* _CHALLENGE_: Omit the pictures, then write out every entry exactly as it reads.

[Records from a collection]
---+---
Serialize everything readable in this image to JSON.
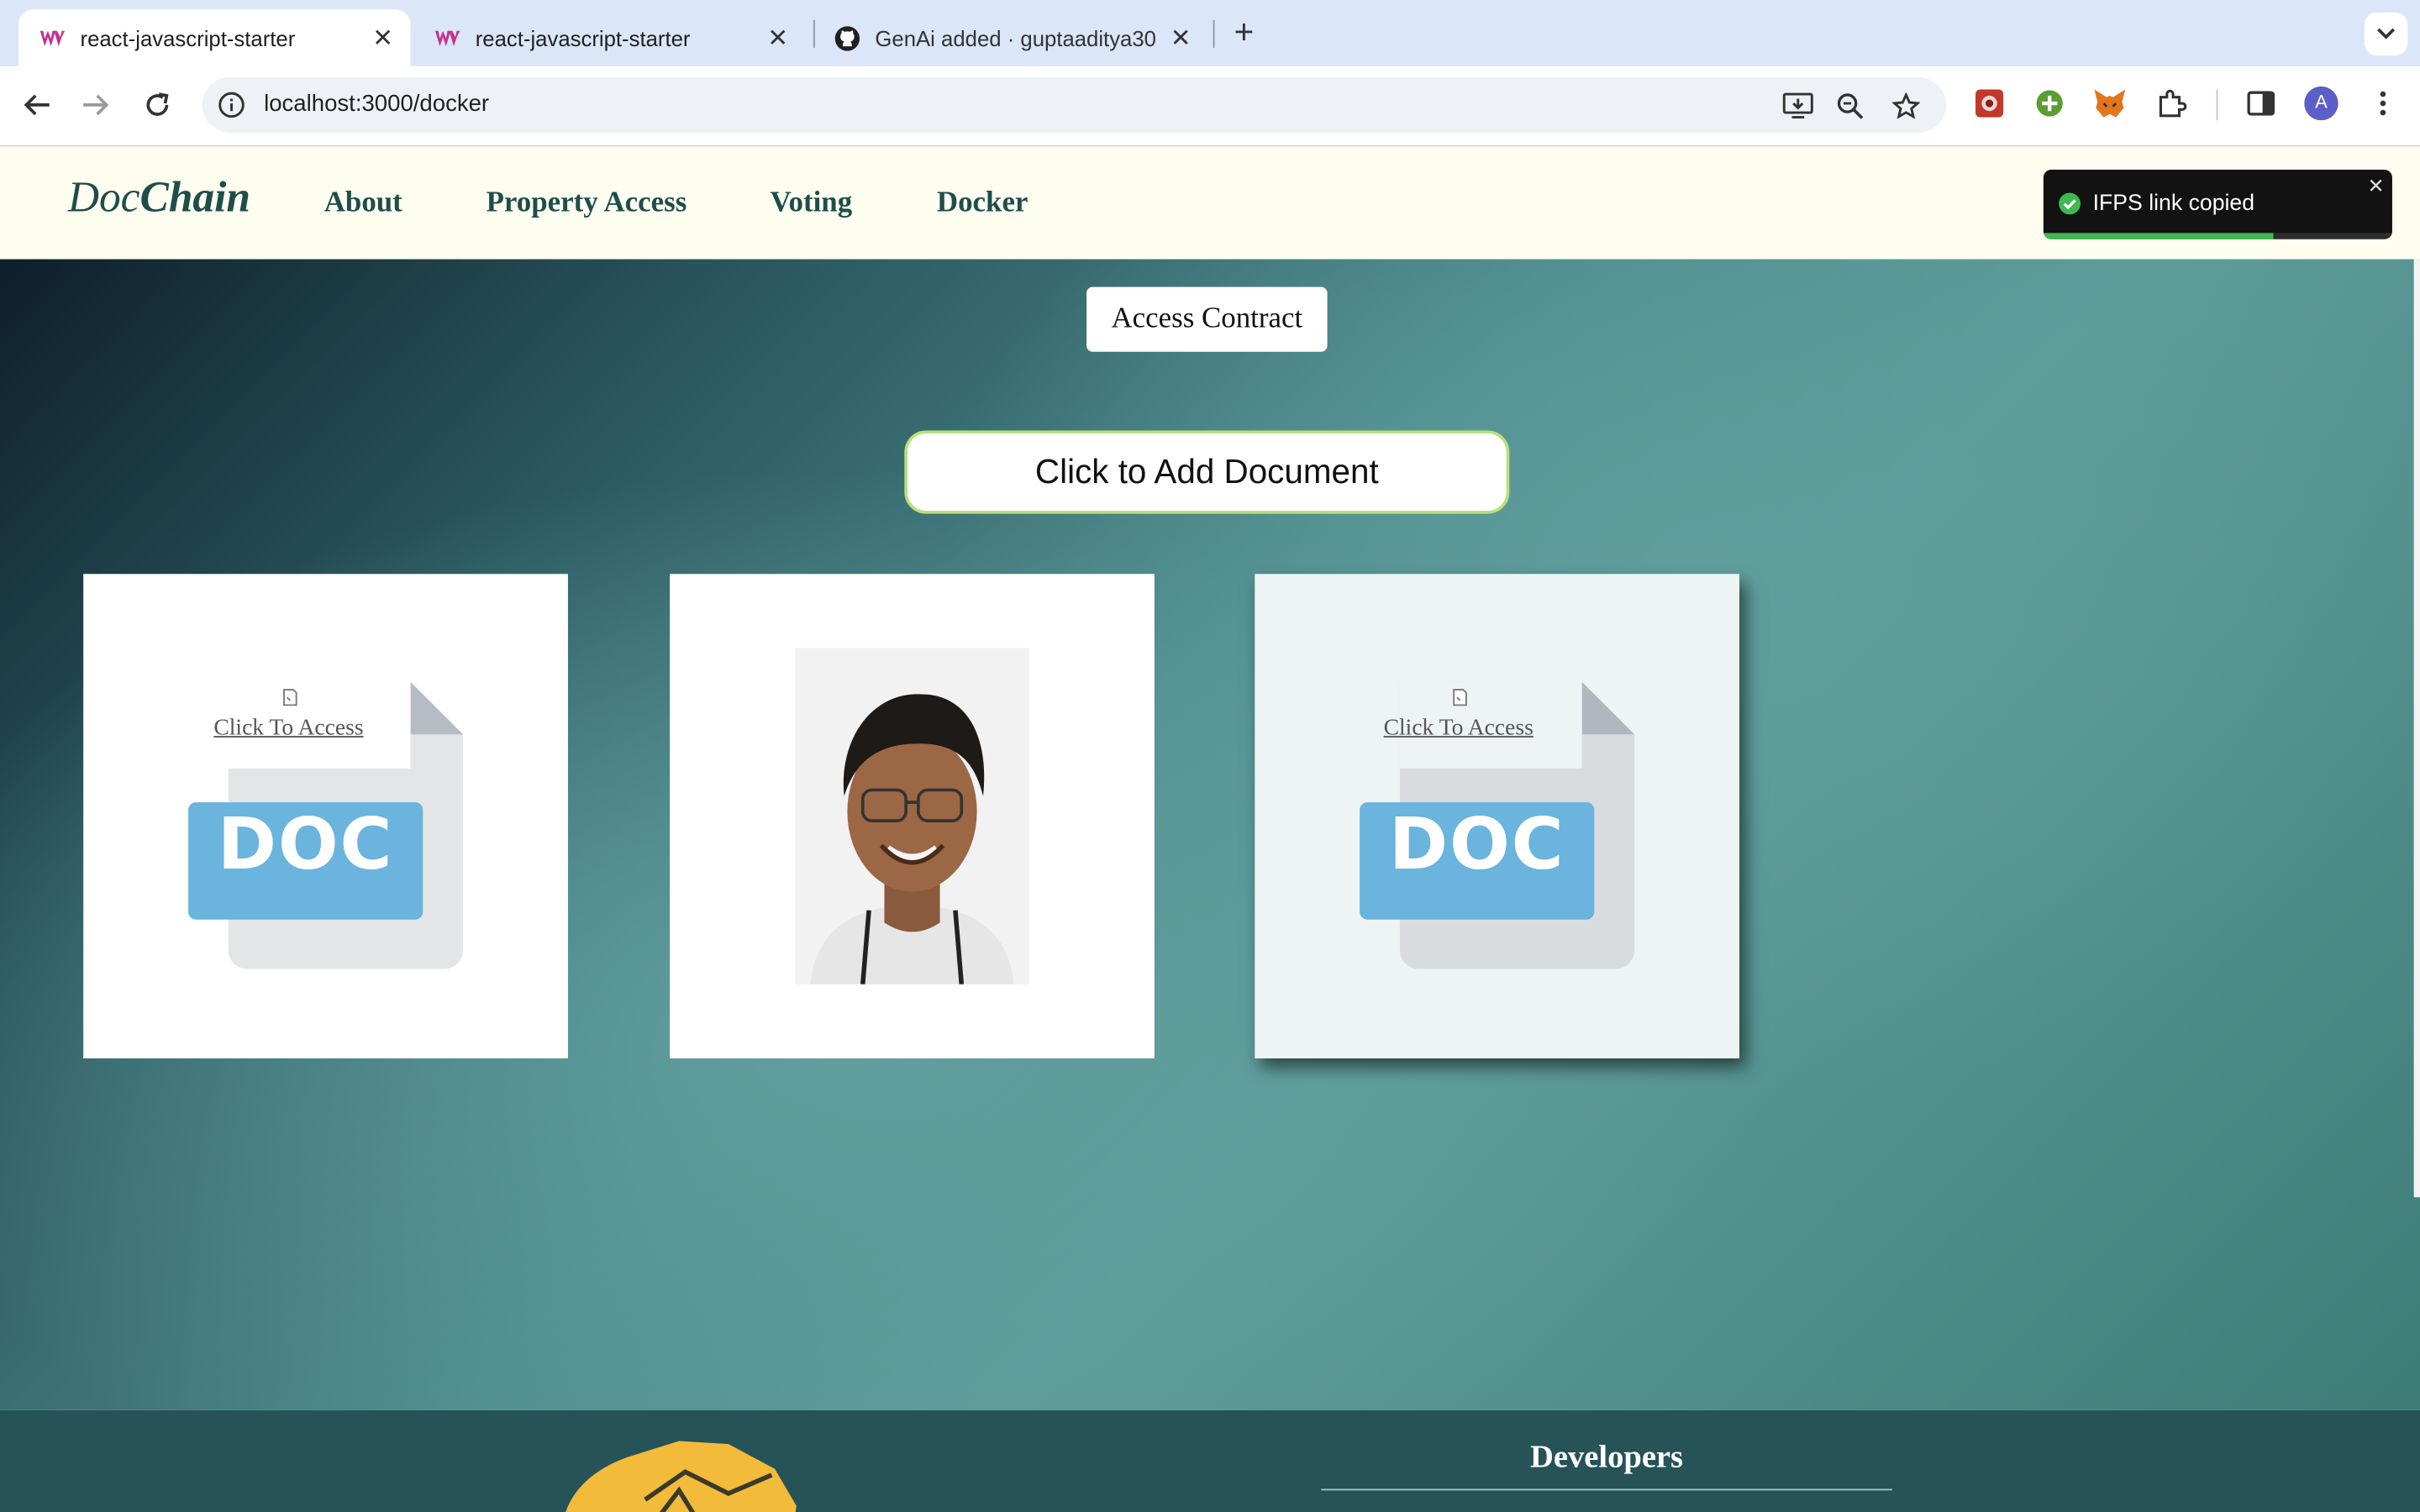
{
  "browser": {
    "tabs": [
      {
        "title": "react-javascript-starter",
        "active": true,
        "icon": "webpack-icon"
      },
      {
        "title": "react-javascript-starter",
        "active": false,
        "icon": "webpack-icon"
      },
      {
        "title": "GenAi added · guptaaditya30",
        "active": false,
        "icon": "github-icon"
      }
    ],
    "url": "localhost:3000/docker",
    "profile_initial": "A"
  },
  "app": {
    "brand_part1": "Doc",
    "brand_part2": "Chain",
    "nav": [
      "About",
      "Property Access",
      "Voting",
      "Docker"
    ]
  },
  "main": {
    "access_contract_label": "Access Contract",
    "add_document_label": "Click to Add Document",
    "cards": [
      {
        "type": "doc",
        "link": "Click To Access",
        "badge": "DOC"
      },
      {
        "type": "photo"
      },
      {
        "type": "doc",
        "link": "Click To Access",
        "badge": "DOC",
        "hovered": true
      }
    ]
  },
  "footer": {
    "developers_title": "Developers"
  },
  "toast": {
    "message": "IFPS link copied",
    "progress": 0.66
  },
  "colors": {
    "nav_bg": "#fefef0",
    "brand": "#1f4d4b",
    "doc_blue": "#6ab4dd",
    "toast_ok": "#3fb950"
  }
}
---+---
* _FULL SOLUTION_:
Serialize everything readable in this image to JSON.
{
  "browser": {
    "tabs": [
      {
        "title": "react-javascript-starter",
        "active": true,
        "icon": "webpack-icon"
      },
      {
        "title": "react-javascript-starter",
        "active": false,
        "icon": "webpack-icon"
      },
      {
        "title": "GenAi added · guptaaditya30",
        "active": false,
        "icon": "github-icon"
      }
    ],
    "url": "localhost:3000/docker",
    "profile_initial": "A"
  },
  "app": {
    "brand_part1": "Doc",
    "brand_part2": "Chain",
    "nav": [
      "About",
      "Property Access",
      "Voting",
      "Docker"
    ]
  },
  "main": {
    "access_contract_label": "Access Contract",
    "add_document_label": "Click to Add Document",
    "cards": [
      {
        "type": "doc",
        "link": "Click To Access",
        "badge": "DOC"
      },
      {
        "type": "photo"
      },
      {
        "type": "doc",
        "link": "Click To Access",
        "badge": "DOC",
        "hovered": true
      }
    ]
  },
  "footer": {
    "developers_title": "Developers"
  },
  "toast": {
    "message": "IFPS link copied",
    "progress": 0.66
  },
  "colors": {
    "nav_bg": "#fefef0",
    "brand": "#1f4d4b",
    "doc_blue": "#6ab4dd",
    "toast_ok": "#3fb950"
  }
}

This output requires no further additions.